**Entries shown**:
^^^^^^^^^^^^^^^^

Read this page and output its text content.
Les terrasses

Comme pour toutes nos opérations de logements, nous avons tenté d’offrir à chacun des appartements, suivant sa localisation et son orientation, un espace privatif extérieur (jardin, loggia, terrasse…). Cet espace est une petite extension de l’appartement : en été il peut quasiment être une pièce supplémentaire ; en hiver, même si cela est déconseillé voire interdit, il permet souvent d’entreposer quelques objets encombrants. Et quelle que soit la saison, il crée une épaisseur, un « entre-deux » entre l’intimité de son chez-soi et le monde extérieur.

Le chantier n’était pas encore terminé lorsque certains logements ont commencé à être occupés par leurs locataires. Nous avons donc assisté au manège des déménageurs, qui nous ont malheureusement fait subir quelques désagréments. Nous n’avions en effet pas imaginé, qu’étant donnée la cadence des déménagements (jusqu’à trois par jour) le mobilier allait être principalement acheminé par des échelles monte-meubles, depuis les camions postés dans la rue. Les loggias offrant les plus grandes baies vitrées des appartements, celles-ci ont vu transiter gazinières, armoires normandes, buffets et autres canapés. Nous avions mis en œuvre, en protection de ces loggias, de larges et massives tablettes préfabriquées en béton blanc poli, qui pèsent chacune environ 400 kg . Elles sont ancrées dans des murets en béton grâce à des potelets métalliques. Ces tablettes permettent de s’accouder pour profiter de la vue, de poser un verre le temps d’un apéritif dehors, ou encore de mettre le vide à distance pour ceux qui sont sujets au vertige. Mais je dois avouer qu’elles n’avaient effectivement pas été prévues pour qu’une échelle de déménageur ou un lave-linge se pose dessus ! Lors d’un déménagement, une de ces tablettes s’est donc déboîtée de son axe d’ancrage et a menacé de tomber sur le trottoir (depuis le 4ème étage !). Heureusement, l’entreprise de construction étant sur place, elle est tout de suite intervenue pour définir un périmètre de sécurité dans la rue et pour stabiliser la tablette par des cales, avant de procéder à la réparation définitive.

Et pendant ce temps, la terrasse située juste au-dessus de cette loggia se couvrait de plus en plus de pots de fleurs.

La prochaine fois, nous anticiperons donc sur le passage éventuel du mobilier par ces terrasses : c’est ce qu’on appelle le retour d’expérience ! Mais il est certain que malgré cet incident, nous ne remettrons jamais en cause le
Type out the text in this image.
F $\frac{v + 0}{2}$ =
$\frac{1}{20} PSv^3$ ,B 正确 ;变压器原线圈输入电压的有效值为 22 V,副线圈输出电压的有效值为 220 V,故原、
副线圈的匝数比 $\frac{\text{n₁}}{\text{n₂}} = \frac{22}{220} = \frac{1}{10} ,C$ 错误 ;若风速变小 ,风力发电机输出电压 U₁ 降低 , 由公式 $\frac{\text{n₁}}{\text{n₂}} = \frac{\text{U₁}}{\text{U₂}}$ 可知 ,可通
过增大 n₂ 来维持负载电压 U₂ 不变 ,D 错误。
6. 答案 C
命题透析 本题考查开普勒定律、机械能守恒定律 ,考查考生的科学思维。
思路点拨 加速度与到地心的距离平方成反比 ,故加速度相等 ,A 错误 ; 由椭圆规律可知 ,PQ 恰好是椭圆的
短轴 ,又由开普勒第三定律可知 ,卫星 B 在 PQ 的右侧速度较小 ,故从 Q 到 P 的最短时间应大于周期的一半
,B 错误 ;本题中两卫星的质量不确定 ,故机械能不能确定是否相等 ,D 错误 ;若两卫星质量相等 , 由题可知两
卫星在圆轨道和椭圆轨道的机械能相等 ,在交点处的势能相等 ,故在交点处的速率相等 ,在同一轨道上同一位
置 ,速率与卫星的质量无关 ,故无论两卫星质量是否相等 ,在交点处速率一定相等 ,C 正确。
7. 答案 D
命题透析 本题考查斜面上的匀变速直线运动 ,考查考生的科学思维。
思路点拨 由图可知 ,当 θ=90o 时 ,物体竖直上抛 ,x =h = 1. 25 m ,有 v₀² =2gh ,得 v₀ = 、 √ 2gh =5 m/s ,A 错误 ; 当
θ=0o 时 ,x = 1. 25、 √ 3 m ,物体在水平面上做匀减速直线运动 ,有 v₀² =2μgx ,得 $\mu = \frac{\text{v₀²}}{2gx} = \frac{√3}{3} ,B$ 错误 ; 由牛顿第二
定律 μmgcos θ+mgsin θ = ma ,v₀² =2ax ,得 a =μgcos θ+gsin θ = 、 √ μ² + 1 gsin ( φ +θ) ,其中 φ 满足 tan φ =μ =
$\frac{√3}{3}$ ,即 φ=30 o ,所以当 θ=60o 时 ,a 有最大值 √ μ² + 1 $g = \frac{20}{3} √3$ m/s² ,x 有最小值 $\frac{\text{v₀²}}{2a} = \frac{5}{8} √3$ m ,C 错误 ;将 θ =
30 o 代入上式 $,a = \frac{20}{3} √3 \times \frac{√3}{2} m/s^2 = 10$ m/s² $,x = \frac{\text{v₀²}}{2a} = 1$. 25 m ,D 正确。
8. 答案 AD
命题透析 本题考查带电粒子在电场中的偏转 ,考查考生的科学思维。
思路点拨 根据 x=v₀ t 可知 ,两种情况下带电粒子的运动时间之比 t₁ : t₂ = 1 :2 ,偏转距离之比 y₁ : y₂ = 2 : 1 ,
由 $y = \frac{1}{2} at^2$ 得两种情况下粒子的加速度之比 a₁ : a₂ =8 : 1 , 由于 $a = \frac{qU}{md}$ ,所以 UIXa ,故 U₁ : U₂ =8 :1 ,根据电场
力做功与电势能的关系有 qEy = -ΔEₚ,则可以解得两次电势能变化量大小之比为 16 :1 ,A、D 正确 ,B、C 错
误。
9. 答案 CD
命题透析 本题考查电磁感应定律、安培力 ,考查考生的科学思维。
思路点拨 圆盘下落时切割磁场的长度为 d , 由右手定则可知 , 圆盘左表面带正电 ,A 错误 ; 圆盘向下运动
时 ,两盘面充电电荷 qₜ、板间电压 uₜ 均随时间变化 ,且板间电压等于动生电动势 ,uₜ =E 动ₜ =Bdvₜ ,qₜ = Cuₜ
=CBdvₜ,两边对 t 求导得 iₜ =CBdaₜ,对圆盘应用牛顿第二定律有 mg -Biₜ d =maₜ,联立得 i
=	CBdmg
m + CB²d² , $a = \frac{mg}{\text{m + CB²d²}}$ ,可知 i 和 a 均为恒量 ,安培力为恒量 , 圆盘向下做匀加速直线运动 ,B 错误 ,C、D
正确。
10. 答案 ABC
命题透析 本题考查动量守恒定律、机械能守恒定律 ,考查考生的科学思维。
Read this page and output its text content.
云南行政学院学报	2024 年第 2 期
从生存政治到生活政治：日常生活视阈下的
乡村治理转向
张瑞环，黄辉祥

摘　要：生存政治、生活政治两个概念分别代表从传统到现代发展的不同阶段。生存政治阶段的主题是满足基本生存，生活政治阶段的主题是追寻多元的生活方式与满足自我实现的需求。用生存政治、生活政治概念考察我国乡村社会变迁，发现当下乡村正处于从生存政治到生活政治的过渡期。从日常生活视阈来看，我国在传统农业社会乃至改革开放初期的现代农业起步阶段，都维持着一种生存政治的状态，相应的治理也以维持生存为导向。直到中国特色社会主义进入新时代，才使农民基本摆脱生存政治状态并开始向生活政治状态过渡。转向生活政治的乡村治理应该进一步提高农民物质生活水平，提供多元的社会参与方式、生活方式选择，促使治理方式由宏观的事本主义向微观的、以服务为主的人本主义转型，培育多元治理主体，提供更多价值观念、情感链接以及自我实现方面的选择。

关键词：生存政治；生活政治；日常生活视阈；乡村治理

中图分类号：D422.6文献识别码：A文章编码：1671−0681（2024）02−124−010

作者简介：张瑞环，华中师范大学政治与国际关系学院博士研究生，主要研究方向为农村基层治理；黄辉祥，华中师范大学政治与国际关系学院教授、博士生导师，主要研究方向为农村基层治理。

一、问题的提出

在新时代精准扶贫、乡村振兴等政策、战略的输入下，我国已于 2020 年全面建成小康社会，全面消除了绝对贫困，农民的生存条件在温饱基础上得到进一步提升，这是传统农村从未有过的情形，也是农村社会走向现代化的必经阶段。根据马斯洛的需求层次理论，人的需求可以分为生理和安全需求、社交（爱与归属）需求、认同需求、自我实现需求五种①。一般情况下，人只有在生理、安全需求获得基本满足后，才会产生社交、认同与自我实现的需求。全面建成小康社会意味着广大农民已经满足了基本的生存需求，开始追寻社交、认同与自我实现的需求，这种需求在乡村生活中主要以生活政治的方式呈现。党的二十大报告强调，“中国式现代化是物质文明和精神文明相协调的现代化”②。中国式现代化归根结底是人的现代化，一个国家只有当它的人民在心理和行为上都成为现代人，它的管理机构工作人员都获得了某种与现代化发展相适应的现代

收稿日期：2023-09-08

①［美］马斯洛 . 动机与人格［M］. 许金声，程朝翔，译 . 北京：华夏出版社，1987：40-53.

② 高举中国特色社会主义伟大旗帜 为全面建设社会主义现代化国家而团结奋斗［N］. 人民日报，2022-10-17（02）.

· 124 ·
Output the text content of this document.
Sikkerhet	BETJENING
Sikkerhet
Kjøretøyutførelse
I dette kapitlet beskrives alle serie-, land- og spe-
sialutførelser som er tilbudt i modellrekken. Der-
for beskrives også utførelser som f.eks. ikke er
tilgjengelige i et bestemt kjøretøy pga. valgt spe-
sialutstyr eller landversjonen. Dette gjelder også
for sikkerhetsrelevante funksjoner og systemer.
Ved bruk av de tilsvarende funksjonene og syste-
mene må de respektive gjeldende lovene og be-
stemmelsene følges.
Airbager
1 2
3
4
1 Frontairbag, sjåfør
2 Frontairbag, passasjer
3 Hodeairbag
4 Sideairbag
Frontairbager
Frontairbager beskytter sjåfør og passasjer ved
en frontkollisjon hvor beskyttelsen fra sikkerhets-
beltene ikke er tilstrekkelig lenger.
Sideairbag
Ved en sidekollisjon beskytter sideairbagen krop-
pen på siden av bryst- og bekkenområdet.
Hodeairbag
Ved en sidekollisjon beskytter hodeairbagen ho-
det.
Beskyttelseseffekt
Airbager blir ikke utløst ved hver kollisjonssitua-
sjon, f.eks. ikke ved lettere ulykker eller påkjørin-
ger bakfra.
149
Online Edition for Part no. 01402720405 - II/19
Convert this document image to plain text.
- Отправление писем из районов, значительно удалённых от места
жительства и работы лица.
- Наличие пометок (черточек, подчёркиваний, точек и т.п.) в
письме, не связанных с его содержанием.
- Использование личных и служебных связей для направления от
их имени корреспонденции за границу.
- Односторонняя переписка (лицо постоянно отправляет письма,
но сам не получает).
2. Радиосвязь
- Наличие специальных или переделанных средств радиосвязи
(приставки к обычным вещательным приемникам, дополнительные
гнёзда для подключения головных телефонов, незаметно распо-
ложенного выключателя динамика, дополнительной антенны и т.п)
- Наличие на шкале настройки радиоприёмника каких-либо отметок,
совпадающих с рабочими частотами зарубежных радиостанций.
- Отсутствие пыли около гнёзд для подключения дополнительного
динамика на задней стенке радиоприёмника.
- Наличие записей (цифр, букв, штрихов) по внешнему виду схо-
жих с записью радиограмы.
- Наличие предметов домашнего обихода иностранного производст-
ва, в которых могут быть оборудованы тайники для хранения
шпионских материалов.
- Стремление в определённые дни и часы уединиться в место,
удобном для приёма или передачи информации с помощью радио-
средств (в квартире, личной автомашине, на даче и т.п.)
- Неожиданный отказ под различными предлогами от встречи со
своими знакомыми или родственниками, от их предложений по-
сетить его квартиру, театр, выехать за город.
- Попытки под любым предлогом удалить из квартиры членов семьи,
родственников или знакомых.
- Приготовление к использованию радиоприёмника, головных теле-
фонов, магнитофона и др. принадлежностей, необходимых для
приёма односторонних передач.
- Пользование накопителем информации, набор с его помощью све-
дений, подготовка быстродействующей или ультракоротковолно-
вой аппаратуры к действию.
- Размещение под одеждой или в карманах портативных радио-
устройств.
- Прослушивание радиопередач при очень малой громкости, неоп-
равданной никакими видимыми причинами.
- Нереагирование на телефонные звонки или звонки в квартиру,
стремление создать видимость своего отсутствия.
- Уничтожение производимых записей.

^^^^^^^^^^^^^^^^

Where a line above contains the string "også", copy that line.

for beskrives også utførelser som f.eks. ikke er
sialutstyr eller landversjonen. Dette gjelder også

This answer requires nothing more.